Work to complete:
Every line that contains the word "macular" should be copied out.

Task material:

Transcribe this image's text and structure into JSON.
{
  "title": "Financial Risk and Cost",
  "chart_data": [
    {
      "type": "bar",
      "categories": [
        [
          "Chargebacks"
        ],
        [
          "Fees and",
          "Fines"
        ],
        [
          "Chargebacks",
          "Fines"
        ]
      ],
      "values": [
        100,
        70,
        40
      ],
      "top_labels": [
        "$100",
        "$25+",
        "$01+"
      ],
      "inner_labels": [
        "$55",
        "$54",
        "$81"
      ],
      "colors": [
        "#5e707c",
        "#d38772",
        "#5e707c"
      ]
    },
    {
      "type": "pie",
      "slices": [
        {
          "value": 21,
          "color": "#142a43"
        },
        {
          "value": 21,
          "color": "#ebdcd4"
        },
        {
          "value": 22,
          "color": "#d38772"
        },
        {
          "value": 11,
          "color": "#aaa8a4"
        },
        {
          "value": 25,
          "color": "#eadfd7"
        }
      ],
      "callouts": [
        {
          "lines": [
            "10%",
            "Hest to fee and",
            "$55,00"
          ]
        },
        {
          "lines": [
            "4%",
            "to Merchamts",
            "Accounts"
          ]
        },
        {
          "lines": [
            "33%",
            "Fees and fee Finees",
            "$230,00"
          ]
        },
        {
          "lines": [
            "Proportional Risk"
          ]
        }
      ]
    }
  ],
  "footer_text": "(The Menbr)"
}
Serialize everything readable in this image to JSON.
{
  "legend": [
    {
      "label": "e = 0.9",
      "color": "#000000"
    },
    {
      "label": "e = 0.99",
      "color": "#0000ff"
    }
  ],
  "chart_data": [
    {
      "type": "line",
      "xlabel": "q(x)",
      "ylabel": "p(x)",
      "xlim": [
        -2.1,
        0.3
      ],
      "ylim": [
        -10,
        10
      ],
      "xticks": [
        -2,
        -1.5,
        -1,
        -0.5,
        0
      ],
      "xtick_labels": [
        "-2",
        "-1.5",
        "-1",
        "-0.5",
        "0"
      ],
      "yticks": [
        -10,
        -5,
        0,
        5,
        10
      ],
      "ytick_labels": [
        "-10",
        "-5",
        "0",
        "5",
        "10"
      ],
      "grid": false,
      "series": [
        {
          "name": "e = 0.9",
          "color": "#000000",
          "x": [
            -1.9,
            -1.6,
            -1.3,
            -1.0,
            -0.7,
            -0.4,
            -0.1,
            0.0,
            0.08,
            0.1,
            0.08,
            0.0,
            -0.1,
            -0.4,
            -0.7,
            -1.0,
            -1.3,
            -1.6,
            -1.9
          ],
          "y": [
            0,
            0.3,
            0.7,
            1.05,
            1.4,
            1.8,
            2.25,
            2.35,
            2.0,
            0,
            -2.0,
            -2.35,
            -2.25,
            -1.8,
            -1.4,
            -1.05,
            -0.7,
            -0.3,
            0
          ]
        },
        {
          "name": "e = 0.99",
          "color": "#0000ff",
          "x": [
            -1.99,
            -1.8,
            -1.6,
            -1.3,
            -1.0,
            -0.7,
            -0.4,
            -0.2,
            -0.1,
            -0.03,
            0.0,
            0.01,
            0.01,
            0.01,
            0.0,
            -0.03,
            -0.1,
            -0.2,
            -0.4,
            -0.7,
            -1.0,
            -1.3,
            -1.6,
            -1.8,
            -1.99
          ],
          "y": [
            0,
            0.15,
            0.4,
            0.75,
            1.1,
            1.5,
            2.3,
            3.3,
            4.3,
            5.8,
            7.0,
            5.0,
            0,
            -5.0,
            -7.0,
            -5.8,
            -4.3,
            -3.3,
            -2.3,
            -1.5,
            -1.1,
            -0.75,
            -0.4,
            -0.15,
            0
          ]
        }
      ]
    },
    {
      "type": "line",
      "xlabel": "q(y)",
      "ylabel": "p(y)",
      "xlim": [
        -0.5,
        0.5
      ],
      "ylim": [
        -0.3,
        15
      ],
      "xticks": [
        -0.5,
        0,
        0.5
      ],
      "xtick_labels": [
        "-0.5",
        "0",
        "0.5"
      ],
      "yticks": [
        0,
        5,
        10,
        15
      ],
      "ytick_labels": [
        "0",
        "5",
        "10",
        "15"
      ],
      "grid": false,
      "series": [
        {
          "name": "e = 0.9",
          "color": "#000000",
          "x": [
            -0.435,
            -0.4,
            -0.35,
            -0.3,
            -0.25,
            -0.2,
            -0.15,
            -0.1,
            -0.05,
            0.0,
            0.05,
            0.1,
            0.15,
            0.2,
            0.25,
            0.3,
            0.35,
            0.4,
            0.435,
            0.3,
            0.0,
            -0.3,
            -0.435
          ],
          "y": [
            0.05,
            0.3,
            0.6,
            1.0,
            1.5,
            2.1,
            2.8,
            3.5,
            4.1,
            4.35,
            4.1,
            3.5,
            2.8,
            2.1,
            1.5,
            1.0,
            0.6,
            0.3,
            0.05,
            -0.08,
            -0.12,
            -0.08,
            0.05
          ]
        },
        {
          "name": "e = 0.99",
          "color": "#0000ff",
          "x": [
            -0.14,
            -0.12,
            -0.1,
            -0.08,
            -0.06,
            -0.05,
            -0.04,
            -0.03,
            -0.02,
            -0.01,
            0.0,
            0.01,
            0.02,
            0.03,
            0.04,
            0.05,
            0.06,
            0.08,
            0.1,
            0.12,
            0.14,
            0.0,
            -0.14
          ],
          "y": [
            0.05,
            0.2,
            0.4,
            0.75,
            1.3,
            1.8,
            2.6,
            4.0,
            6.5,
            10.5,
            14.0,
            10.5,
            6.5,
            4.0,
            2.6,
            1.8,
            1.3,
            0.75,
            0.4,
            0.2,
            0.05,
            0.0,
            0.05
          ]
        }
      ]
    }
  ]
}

* * *

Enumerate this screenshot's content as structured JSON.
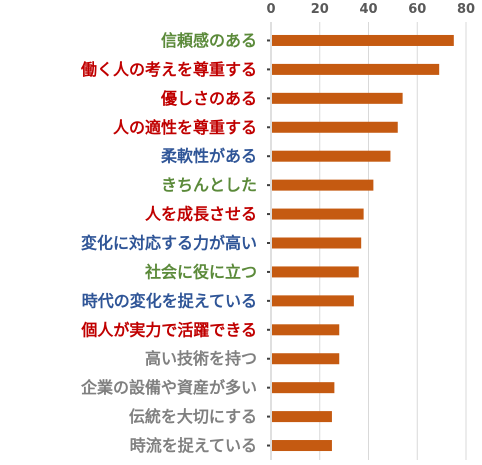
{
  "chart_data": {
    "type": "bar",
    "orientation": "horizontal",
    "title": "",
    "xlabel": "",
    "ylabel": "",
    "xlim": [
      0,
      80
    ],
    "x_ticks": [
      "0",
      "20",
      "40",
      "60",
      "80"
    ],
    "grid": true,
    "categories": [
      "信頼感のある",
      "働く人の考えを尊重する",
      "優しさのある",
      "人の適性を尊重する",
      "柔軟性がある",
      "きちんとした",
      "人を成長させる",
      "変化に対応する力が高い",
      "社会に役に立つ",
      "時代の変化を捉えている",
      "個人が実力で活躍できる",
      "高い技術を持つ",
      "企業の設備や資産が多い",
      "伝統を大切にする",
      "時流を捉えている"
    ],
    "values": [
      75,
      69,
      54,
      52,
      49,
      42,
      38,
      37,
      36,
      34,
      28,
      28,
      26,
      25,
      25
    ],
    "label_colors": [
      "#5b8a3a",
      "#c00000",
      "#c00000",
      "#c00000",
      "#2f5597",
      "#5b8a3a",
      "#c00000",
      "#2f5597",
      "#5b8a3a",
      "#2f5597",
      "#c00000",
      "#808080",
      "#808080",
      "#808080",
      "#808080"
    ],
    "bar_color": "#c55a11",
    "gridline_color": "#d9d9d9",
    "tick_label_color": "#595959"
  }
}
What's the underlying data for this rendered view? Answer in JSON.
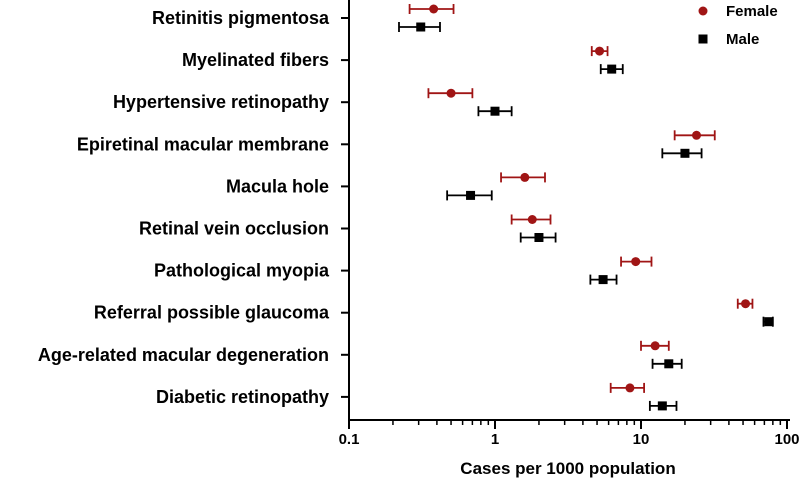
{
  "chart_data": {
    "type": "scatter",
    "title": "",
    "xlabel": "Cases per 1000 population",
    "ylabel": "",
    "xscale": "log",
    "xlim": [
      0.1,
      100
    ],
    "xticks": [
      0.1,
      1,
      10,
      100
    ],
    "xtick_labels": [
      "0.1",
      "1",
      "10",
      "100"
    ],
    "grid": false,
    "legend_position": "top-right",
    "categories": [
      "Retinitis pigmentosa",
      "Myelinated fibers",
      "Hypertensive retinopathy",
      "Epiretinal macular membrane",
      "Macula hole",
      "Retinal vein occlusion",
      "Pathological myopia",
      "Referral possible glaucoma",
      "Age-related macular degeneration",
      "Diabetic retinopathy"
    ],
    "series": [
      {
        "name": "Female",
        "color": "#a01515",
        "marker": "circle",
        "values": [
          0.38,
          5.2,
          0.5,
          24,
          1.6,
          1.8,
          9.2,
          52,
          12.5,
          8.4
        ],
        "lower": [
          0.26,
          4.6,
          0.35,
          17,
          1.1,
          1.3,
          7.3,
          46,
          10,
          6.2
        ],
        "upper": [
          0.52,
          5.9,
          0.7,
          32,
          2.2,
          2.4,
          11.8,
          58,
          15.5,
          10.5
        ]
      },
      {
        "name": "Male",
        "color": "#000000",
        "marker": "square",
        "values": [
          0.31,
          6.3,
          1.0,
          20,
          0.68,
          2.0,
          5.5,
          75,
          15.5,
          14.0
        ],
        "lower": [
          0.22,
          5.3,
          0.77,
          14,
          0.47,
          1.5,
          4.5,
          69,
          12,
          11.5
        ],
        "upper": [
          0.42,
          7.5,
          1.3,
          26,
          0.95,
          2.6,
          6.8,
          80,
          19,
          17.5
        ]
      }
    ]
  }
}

Full response:
      "Epiretinal macular membrane",
      "Age-related macular degeneration",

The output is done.